'''

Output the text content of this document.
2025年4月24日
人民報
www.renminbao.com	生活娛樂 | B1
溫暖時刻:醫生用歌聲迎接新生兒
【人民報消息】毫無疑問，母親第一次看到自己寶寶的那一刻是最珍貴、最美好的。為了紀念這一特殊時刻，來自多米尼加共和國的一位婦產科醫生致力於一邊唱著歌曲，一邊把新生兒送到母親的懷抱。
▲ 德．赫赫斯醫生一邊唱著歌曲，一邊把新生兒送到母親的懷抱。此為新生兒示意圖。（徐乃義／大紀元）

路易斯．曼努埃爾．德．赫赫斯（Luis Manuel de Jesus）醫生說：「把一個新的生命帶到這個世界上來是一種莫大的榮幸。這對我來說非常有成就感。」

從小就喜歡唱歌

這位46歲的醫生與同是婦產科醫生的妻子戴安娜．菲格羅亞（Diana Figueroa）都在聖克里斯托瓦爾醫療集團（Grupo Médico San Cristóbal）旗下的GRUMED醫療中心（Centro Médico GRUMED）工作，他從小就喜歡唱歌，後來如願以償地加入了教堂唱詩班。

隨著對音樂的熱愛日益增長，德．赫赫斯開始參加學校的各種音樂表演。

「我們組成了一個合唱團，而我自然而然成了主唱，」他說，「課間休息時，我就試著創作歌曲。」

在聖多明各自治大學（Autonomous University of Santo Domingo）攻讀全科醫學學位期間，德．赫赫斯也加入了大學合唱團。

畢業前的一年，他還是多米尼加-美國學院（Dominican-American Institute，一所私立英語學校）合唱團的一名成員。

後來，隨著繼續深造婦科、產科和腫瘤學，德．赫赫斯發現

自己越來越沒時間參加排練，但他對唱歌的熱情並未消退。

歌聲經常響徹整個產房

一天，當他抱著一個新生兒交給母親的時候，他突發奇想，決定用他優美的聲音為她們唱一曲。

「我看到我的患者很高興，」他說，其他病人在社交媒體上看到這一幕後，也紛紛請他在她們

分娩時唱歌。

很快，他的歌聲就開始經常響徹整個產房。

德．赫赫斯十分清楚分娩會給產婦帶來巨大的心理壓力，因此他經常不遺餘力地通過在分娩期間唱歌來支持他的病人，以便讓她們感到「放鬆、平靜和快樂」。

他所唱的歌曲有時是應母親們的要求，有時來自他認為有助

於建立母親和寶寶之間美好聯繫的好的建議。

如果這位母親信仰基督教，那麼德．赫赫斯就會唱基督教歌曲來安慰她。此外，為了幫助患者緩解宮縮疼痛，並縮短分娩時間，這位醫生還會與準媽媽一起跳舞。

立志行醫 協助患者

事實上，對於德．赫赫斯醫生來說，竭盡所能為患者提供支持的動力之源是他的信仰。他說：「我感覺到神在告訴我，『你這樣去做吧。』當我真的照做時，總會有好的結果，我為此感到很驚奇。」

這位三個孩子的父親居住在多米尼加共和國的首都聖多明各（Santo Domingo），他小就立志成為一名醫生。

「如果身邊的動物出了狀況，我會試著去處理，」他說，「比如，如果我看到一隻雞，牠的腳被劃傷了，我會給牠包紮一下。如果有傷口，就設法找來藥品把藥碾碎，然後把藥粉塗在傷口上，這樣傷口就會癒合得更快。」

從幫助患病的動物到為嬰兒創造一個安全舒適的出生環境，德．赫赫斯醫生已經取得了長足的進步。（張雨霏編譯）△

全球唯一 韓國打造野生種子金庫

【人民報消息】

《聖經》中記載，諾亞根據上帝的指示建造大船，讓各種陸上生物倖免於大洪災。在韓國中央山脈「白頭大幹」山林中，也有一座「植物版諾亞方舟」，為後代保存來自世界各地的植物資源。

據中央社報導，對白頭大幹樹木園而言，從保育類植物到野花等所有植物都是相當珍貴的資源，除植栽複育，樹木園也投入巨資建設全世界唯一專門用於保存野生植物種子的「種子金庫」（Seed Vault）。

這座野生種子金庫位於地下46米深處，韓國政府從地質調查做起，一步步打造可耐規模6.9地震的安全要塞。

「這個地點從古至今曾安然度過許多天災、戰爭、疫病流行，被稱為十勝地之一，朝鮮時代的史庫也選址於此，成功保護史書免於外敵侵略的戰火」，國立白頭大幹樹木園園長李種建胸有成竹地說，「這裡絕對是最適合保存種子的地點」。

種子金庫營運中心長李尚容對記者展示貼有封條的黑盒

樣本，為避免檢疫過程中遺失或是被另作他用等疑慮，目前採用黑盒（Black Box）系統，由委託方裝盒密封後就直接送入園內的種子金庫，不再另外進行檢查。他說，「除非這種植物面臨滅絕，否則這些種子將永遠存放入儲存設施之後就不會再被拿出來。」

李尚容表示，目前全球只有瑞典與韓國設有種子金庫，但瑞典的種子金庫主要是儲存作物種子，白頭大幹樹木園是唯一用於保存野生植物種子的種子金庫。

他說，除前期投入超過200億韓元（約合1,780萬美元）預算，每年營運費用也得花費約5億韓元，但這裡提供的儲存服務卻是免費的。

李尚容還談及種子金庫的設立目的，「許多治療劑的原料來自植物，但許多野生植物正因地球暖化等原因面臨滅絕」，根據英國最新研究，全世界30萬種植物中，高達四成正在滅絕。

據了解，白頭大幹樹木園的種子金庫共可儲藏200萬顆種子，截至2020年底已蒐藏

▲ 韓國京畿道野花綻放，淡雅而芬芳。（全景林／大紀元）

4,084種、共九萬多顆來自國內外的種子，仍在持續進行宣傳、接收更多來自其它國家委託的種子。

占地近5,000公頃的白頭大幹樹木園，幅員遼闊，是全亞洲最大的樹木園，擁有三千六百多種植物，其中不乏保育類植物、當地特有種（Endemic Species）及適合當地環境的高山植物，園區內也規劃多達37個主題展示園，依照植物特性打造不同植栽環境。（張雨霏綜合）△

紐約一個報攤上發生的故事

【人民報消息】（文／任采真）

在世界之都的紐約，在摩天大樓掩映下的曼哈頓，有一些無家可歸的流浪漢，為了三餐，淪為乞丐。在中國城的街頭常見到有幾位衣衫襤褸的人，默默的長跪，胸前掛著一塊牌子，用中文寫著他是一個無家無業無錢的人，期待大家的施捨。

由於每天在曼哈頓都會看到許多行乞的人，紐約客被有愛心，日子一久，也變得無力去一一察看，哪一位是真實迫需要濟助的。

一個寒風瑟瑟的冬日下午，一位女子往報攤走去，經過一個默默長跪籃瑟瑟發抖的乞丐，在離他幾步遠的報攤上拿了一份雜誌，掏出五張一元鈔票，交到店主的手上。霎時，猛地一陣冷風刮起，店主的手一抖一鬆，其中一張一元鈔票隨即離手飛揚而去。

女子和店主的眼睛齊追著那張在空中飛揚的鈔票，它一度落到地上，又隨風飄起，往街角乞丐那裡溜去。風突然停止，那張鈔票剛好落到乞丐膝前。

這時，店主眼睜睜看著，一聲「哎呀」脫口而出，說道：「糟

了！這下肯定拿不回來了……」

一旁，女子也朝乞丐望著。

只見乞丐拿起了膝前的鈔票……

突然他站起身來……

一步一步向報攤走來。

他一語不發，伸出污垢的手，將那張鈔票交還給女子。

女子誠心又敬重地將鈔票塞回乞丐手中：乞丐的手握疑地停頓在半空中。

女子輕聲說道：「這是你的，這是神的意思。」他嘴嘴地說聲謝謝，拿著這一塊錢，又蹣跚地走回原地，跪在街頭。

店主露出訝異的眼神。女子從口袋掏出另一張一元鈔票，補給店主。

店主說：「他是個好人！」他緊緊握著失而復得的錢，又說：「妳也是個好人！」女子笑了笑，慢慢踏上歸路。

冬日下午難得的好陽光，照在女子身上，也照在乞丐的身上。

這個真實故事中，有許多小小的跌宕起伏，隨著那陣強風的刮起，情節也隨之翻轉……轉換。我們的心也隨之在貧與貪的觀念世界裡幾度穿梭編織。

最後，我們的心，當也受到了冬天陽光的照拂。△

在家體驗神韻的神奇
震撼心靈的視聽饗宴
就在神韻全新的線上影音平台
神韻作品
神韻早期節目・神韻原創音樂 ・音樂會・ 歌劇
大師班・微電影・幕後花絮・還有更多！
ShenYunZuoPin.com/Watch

'''

- **What you have to do**
Search the data for "一邊把新生兒送到母親的懷抱". Copy every line that has it.

- **The output**
【人民報消息】毫無疑問，母親第一次看到自己寶寶的那一刻是最珍貴、最美好的。為了紀念這一特殊時刻，來自多米尼加共和國的一位婦產科醫生致力於一邊唱著歌曲，一邊把新生兒送到母親的懷抱。
▲ 德．赫赫斯醫生一邊唱著歌曲，一邊把新生兒送到母親的懷抱。此為新生兒示意圖。（徐乃義／大紀元）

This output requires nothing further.